▶ [WHAT THE TASK REQUIRES]
Show all lines of the listing that hold the word "canoeing".

▶ [THE RECORDS]

────────────────────────────────────────

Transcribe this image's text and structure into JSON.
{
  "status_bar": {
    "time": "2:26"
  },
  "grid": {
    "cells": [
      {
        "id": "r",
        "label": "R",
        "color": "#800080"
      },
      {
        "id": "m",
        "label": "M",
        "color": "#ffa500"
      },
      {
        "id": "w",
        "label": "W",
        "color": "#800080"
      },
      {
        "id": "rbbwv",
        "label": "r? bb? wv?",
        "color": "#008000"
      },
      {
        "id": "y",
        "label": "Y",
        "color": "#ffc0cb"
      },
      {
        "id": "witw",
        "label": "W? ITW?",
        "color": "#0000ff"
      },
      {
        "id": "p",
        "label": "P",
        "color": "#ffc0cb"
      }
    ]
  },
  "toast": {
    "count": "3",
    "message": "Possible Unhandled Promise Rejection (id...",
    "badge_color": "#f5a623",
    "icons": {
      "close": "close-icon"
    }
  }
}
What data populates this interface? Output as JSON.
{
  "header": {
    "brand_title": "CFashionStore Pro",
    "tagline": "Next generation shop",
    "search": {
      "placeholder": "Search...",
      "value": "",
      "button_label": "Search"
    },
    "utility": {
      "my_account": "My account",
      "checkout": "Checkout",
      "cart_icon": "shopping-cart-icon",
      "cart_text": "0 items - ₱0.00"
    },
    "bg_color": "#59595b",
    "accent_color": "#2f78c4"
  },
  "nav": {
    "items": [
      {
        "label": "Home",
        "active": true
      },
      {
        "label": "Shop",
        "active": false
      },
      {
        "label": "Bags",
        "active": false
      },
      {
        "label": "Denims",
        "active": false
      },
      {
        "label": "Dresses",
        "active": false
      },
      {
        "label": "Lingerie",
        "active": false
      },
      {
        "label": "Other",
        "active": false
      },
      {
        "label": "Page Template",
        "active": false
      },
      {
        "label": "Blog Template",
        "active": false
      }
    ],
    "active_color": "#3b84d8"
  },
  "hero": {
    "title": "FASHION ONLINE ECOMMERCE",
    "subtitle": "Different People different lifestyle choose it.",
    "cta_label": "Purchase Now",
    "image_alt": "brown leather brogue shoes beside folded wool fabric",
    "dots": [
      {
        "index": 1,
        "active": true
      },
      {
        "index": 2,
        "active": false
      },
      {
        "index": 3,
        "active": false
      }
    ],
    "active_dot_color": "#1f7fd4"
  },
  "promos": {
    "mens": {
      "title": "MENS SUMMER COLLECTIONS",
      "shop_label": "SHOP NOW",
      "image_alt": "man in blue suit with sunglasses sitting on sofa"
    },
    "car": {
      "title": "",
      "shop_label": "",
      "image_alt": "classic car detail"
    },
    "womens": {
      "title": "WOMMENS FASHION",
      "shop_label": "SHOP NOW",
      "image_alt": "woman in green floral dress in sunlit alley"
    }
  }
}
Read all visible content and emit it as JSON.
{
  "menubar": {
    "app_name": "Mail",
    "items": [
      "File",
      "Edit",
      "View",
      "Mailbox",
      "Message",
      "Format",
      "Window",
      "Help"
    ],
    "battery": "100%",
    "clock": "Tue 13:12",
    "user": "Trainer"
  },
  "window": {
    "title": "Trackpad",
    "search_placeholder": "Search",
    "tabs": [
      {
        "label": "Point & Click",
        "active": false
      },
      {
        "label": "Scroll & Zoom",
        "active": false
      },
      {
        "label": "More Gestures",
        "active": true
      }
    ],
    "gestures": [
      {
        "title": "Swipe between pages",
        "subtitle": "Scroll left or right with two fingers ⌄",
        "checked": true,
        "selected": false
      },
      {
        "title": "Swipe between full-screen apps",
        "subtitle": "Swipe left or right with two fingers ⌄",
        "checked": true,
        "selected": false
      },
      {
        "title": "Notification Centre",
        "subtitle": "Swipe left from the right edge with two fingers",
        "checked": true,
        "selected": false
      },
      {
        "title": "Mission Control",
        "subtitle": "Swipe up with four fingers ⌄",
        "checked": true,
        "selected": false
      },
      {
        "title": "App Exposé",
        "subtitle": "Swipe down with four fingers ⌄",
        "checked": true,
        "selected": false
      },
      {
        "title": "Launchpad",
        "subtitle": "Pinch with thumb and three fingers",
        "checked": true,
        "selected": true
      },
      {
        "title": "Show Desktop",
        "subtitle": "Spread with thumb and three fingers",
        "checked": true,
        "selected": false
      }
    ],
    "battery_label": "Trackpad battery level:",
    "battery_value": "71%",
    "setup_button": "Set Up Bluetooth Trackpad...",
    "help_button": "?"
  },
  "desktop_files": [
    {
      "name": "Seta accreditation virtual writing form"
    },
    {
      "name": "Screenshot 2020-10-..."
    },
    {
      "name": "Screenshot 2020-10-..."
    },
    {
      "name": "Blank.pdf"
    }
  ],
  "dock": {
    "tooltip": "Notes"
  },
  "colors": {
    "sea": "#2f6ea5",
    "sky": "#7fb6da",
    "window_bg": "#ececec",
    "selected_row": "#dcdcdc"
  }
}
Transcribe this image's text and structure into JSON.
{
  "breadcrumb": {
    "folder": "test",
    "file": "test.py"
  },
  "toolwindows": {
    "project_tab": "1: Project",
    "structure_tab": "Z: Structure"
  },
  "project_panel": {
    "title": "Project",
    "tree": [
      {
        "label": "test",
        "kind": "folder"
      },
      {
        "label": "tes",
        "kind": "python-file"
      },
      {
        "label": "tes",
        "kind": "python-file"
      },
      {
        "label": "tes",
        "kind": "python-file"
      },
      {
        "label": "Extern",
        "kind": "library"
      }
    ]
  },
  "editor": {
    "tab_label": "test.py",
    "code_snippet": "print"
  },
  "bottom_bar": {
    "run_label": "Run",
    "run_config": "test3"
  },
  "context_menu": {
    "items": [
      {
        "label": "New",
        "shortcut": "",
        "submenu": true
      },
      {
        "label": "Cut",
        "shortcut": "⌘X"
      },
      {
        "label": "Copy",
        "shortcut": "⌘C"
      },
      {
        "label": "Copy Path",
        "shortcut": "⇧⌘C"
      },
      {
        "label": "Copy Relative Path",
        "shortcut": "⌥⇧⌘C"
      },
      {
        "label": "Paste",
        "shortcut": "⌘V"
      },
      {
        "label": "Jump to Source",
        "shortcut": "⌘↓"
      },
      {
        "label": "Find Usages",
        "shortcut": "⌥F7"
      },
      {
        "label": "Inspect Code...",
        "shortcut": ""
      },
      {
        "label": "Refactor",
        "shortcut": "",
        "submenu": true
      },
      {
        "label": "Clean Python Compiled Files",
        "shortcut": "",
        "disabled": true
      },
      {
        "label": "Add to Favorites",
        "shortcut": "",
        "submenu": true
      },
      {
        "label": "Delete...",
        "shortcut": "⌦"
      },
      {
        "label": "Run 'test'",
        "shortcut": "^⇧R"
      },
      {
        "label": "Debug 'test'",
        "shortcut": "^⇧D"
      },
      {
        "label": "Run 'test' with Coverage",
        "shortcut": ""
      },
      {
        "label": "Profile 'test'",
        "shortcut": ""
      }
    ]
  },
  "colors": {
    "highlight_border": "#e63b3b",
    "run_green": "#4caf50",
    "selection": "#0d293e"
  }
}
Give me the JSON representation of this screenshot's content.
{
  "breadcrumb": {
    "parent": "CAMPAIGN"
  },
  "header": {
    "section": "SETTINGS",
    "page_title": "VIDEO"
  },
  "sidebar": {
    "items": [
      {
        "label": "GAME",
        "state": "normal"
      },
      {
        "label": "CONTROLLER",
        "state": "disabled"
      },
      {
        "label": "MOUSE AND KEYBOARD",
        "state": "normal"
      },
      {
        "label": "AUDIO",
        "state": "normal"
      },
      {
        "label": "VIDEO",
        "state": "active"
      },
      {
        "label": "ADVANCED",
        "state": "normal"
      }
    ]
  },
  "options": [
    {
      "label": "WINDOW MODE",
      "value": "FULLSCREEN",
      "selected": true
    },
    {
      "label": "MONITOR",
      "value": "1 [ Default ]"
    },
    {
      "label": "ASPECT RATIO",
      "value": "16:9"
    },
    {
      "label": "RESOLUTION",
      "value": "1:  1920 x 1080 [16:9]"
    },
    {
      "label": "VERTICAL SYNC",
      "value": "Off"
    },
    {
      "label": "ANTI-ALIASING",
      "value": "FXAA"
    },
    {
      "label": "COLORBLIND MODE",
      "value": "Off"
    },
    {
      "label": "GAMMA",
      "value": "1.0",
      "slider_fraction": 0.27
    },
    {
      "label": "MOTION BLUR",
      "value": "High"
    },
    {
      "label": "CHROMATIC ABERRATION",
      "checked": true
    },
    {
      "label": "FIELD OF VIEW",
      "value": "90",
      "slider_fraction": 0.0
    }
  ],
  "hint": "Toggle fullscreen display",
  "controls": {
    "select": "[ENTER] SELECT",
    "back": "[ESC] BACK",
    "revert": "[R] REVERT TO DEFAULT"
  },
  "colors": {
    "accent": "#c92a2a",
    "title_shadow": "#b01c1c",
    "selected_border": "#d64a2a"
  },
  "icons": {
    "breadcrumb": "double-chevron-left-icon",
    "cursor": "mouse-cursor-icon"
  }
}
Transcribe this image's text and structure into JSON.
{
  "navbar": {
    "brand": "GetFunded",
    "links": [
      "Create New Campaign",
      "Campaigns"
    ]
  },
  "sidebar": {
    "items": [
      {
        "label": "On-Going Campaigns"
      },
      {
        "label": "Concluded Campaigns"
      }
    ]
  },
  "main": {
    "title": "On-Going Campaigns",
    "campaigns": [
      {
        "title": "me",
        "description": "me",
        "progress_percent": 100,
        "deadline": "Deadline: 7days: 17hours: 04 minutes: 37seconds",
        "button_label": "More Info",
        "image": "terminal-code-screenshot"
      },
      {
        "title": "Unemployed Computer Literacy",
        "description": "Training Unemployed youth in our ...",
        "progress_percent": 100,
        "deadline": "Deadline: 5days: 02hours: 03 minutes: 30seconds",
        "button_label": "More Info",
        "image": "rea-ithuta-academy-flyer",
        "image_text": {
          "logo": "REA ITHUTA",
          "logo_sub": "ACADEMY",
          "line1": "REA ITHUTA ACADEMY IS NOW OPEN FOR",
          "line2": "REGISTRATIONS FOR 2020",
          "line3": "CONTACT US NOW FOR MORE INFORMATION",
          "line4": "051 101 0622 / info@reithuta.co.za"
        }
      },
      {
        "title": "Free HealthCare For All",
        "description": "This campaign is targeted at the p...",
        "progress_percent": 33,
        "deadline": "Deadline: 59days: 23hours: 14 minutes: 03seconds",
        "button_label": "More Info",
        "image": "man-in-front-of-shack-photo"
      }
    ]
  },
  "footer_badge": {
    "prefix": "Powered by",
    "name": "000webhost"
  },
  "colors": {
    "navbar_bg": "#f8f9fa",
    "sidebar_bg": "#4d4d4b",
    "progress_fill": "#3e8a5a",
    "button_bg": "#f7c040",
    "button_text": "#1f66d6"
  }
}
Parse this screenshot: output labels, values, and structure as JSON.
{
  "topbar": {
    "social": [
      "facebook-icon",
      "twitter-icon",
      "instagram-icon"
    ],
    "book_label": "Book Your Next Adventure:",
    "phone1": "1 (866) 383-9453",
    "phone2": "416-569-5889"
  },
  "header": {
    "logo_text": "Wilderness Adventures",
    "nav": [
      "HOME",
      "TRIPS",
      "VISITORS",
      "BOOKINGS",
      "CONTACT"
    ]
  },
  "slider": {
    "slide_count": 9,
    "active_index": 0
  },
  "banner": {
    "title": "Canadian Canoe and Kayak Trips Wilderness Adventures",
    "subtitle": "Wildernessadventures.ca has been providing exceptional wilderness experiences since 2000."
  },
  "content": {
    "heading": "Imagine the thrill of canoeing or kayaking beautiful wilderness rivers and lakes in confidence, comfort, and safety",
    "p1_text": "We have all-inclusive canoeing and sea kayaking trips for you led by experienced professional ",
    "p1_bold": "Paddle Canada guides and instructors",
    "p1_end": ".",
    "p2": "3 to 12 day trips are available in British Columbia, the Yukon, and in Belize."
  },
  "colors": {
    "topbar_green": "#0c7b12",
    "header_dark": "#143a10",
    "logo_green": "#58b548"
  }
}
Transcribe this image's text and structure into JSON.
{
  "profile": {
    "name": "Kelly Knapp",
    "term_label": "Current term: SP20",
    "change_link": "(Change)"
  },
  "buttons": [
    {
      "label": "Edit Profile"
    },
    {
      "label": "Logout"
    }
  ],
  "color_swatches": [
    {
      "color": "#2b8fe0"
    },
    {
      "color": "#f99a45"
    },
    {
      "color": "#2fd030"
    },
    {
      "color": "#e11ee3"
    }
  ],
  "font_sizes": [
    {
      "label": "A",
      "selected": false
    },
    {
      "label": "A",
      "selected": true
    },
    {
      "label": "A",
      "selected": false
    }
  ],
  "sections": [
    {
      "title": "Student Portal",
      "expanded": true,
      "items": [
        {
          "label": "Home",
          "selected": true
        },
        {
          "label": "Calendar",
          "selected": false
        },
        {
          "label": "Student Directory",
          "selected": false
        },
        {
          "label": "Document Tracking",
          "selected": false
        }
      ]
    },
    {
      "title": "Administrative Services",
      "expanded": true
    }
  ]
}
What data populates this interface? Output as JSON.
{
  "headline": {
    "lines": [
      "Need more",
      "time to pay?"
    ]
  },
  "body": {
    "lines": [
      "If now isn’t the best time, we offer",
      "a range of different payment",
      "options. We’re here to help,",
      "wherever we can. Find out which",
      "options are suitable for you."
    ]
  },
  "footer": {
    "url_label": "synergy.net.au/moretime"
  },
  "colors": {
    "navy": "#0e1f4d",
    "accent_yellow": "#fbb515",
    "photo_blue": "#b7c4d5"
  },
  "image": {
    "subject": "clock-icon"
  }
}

────────────────────────────────────────

▶ [ANSWER IN FULL]
    "heading": "Imagine the thrill of canoeing or kayaking beautiful wilderness rivers and lakes in confidence, comfort, and safety",
    "p1_text": "We have all-inclusive canoeing and sea kayaking trips for you led by experienced professional ",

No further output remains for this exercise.